PROVIDED DATA:
════════

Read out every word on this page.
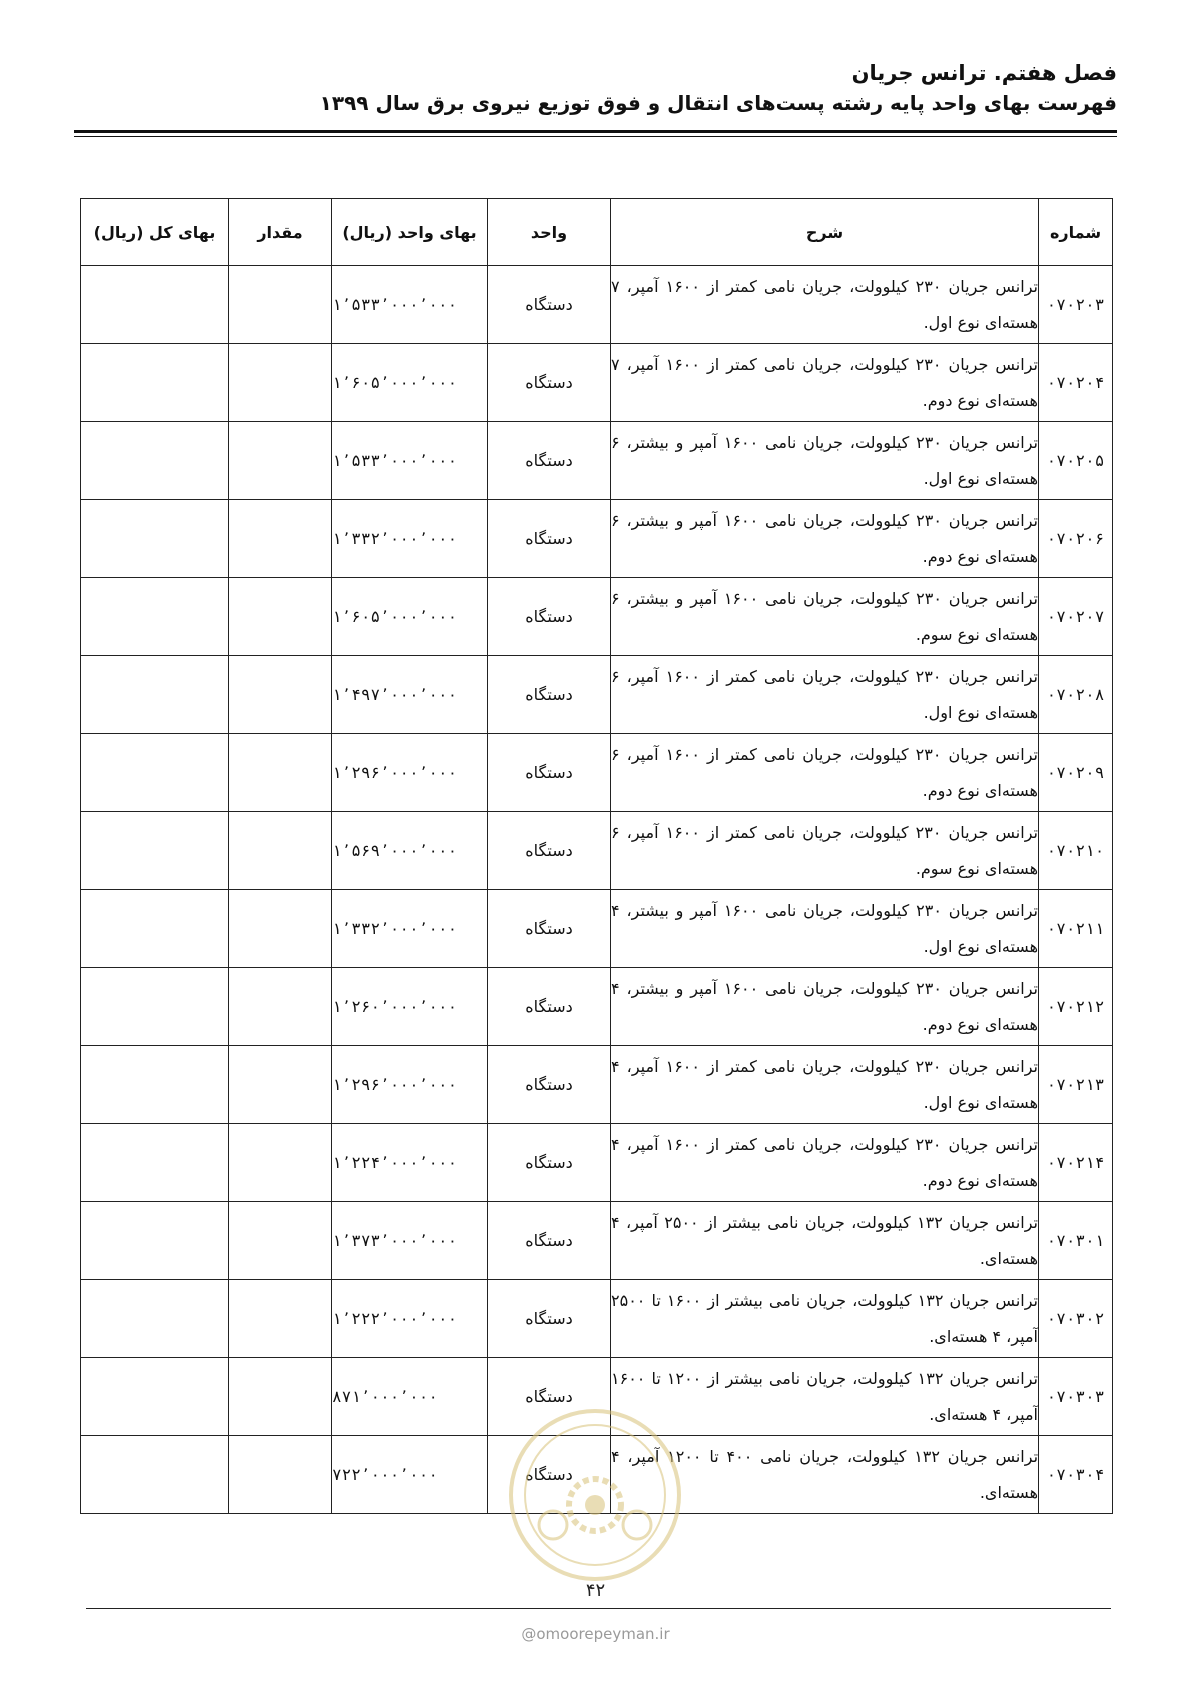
فصل هفتم. ترانس جریان
فهرست بهای واحد پایه رشته پست‌های انتقال و فوق توزیع نیروی برق سال ۱۳۹۹
شماره	شرح	واحد	بهای واحد (ریال)	مقدار	بهای کل (ریال)
۰۷۰۲۰۳	ترانس جریان ۲۳۰ کیلوولت، جریان نامی کمتر از ۱۶۰۰ آمپر، ۷ هسته‌ای نوع اول.	دستگاه	۱٬۵۳۳٬۰۰۰٬۰۰۰		
۰۷۰۲۰۴	ترانس جریان ۲۳۰ کیلوولت، جریان نامی کمتر از ۱۶۰۰ آمپر، ۷ هسته‌ای نوع دوم.	دستگاه	۱٬۶۰۵٬۰۰۰٬۰۰۰		
۰۷۰۲۰۵	ترانس جریان ۲۳۰ کیلوولت، جریان نامی ۱۶۰۰ آمپر و بیشتر، ۶ هسته‌ای نوع اول.	دستگاه	۱٬۵۳۳٬۰۰۰٬۰۰۰		
۰۷۰۲۰۶	ترانس جریان ۲۳۰ کیلوولت، جریان نامی ۱۶۰۰ آمپر و بیشتر، ۶ هسته‌ای نوع دوم.	دستگاه	۱٬۳۳۲٬۰۰۰٬۰۰۰		
۰۷۰۲۰۷	ترانس جریان ۲۳۰ کیلوولت، جریان نامی ۱۶۰۰ آمپر و بیشتر، ۶ هسته‌ای نوع سوم.	دستگاه	۱٬۶۰۵٬۰۰۰٬۰۰۰		
۰۷۰۲۰۸	ترانس جریان ۲۳۰ کیلوولت، جریان نامی کمتر از ۱۶۰۰ آمپر، ۶ هسته‌ای نوع اول.	دستگاه	۱٬۴۹۷٬۰۰۰٬۰۰۰		
۰۷۰۲۰۹	ترانس جریان ۲۳۰ کیلوولت، جریان نامی کمتر از ۱۶۰۰ آمپر، ۶ هسته‌ای نوع دوم.	دستگاه	۱٬۲۹۶٬۰۰۰٬۰۰۰		
۰۷۰۲۱۰	ترانس جریان ۲۳۰ کیلوولت، جریان نامی کمتر از ۱۶۰۰ آمپر، ۶ هسته‌ای نوع سوم.	دستگاه	۱٬۵۶۹٬۰۰۰٬۰۰۰		
۰۷۰۲۱۱	ترانس جریان ۲۳۰ کیلوولت، جریان نامی ۱۶۰۰ آمپر و بیشتر، ۴ هسته‌ای نوع اول.	دستگاه	۱٬۳۳۲٬۰۰۰٬۰۰۰		
۰۷۰۲۱۲	ترانس جریان ۲۳۰ کیلوولت، جریان نامی ۱۶۰۰ آمپر و بیشتر، ۴ هسته‌ای نوع دوم.	دستگاه	۱٬۲۶۰٬۰۰۰٬۰۰۰		
۰۷۰۲۱۳	ترانس جریان ۲۳۰ کیلوولت، جریان نامی کمتر از ۱۶۰۰ آمپر، ۴ هسته‌ای نوع اول.	دستگاه	۱٬۲۹۶٬۰۰۰٬۰۰۰		
۰۷۰۲۱۴	ترانس جریان ۲۳۰ کیلوولت، جریان نامی کمتر از ۱۶۰۰ آمپر، ۴ هسته‌ای نوع دوم.	دستگاه	۱٬۲۲۴٬۰۰۰٬۰۰۰		
۰۷۰۳۰۱	ترانس جریان ۱۳۲ کیلوولت، جریان نامی بیشتر از ۲۵۰۰ آمپر، ۴ هسته‌ای.	دستگاه	۱٬۳۷۳٬۰۰۰٬۰۰۰		
۰۷۰۳۰۲	ترانس جریان ۱۳۲ کیلوولت، جریان نامی بیشتر از ۱۶۰۰ تا ۲۵۰۰ آمپر، ۴ هسته‌ای.	دستگاه	۱٬۲۲۲٬۰۰۰٬۰۰۰		
۰۷۰۳۰۳	ترانس جریان ۱۳۲ کیلوولت، جریان نامی بیشتر از ۱۲۰۰ تا ۱۶۰۰ آمپر، ۴ هسته‌ای.	دستگاه	۸۷۱٬۰۰۰٬۰۰۰		
۰۷۰۳۰۴	ترانس جریان ۱۳۲ کیلوولت، جریان نامی ۴۰۰ تا ۱۲۰۰ آمپر، ۴ هسته‌ای.	دستگاه	۷۲۲٬۰۰۰٬۰۰۰		
۴۲
@omoorepeyman.ir
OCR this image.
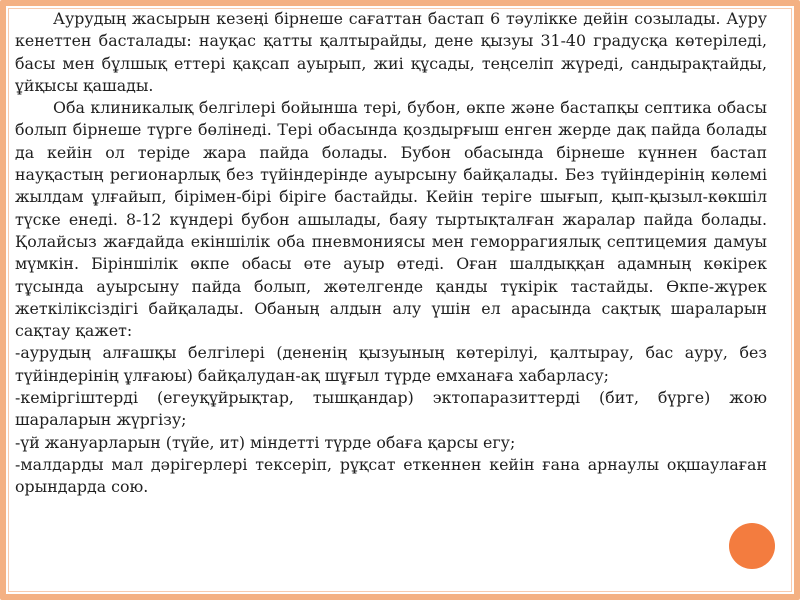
Аурудың жасырын кезеңі бірнеше сағаттан бастап 6 тәулікке дейін созылады. Ауру кенеттен басталады: науқас қатты қалтырайды, дене қызуы 31-40 градусқа көтеріледі, басы мен бұлшық еттері қақсап ауырып, жиі құсады, теңселіп жүреді, сандырақтайды, ұйқысы қашады.

Оба клиникалық белгілері бойынша тері, бубон, өкпе және бастапқы септика обасы болып бірнеше түрге бөлінеді. Тері обасында қоздырғыш енген жерде дақ пайда болады да кейін ол теріде жара пайда болады. Бубон обасында бірнеше күннен бастап науқастың регионарлық без түйіндерінде ауырсыну байқалады. Без түйіндерінің көлемі жылдам ұлғайып, бірімен-бірі біріге бастайды. Кейін теріге шығып, қып-қызыл-көкшіл түске енеді. 8-12 күндері бубон ашылады, баяу тыртықталған жаралар пайда болады. Қолайсыз жағдайда екіншілік оба пневмониясы мен геморрагиялық септицемия дамуы мүмкін. Біріншілік өкпе обасы өте ауыр өтеді. Оған шалдыққан адамның көкірек тұсында ауырсыну пайда болып, жөтелгенде қанды түкірік тастайды. Өкпе-жүрек жеткіліксіздігі байқалады. Обаның алдын алу үшін ел арасында сақтық шараларын сақтау қажет:

-аурудың алғашқы белгілері (дененің қызуының көтерілуі, қалтырау, бас ауру, без түйіндерінің ұлғаюы) байқалудан-ақ шұғыл түрде емханаға хабарласу;

-кеміргіштерді (егеуқұйрықтар, тышқандар) эктопаразиттерді (бит, бүрге) жою шараларын жүргізу;

-үй жануарларын (түйе, ит) міндетті түрде обаға қарсы егу;

-малдарды мал дәрігерлері тексеріп, рұқсат еткеннен кейін ғана арнаулы оқшаулаған орындарда сою.
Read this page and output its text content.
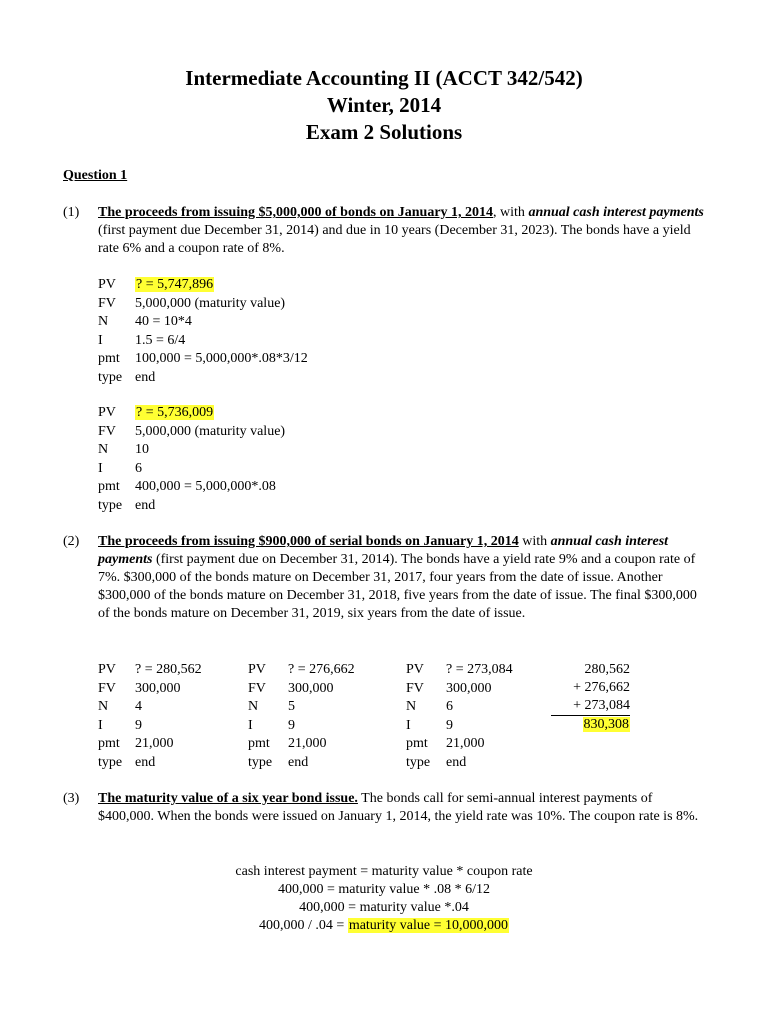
Intermediate Accounting II (ACCT 342/542)
Winter, 2014
Exam 2 Solutions
Question 1
(1) The proceeds from issuing $5,000,000 of bonds on January 1, 2014, with annual cash interest payments (first payment due December 31, 2014) and due in 10 years (December 31, 2023). The bonds have a yield rate 6% and a coupon rate of 8%.
PV ? = 5,747,896
FV 5,000,000 (maturity value)
N 40 = 10*4
I 1.5 = 6/4
pmt 100,000 = 5,000,000*.08*3/12
type end
PV ? = 5,736,009
FV 5,000,000 (maturity value)
N 10
I 6
pmt 400,000 = 5,000,000*.08
type end
(2) The proceeds from issuing $900,000 of serial bonds on January 1, 2014 with annual cash interest payments (first payment due on December 31, 2014). The bonds have a yield rate 9% and a coupon rate of 7%. $300,000 of the bonds mature on December 31, 2017, four years from the date of issue. Another $300,000 of the bonds mature on December 31, 2018, five years from the date of issue. The final $300,000 of the bonds mature on December 31, 2019, six years from the date of issue.
PV ? = 280,562
FV 300,000
N 4
I 9
pmt 21,000
type end
PV ? = 276,662
FV 300,000
N 5
I	9
pmt 21,000
type end
PV ? = 273,084
FV 300,000
N 6
I	9
pmt 21,000
type end
280,562
+ 276,662
+ 273,084
830,308
(3) The maturity value of a six year bond issue. The bonds call for semi-annual interest payments of $400,000. When the bonds were issued on January 1, 2014, the yield rate was 10%. The coupon rate is 8%.
cash interest payment = maturity value * coupon rate
400,000 = maturity value * .08 * 6/12
400,000 = maturity value *.04
400,000 / .04 = maturity value = 10,000,000
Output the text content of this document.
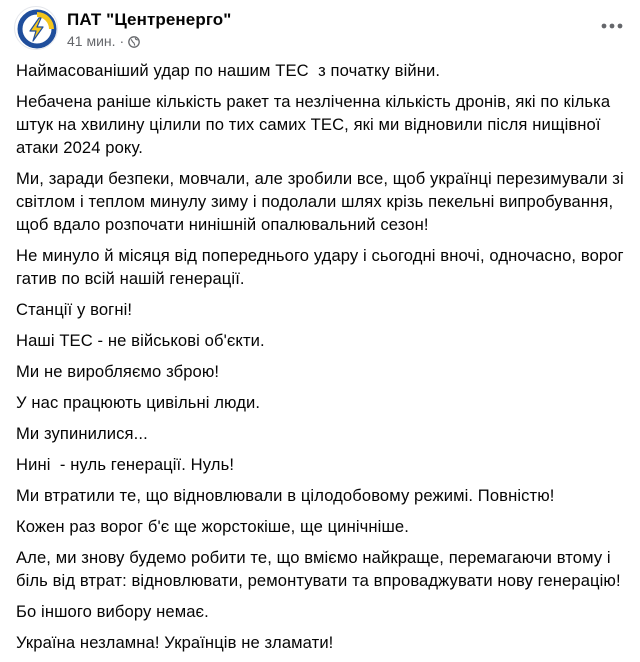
ПАТ "Центренерго"
41 мин. ·

Наймасованіший удар по нашим ТЕС  з початку війни.

Небачена раніше кількість ракет та незліченна кількість дронів, які по кілька
штук на хвилину цілили по тих самих ТЕС, які ми відновили після нищівної
атаки 2024 року.

Ми, заради безпеки, мовчали, але зробили все, щоб українці перезимували зі
світлом і теплом минулу зиму і подолали шлях крізь пекельні випробування,
щоб вдало розпочати нинішній опалювальний сезон!

Не минуло й місяця від попереднього удару і сьогодні вночі, одночасно, ворог
гатив по всій нашій генерації.

Станції у вогні!

Наші ТЕС - не військові об'єкти.

Ми не виробляємо зброю!

У нас працюють цивільні люди.

Ми зупинилися...

Нині  - нуль генерації. Нуль!

Ми втратили те, що відновлювали в цілодобовому режимі. Повністю!

Кожен раз ворог б'є ще жорстокіше, ще цинічніше.

Але, ми знову будемо робити те, що вміємо найкраще, перемагаючи втому і
біль від втрат: відновлювати, ремонтувати та впроваджувати нову генерацію!

Бо іншого вибору немає.

Україна незламна! Українців не зламати!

════════

EXERCISE TASK:
Look through the material above. Copy each line where the word "түрде" appears.

TASK OUTPUT:
-аурудың алғашқы белгілері (дененің қызуының көтерілуі, қалтырау, бас ауру, без түйіндерінің ұлғаюы) байқалудан-ақ шұғыл түрде емханаға хабарласу;
-үй жануарларын (түйе, ит) міндетті түрде обаға қарсы егу;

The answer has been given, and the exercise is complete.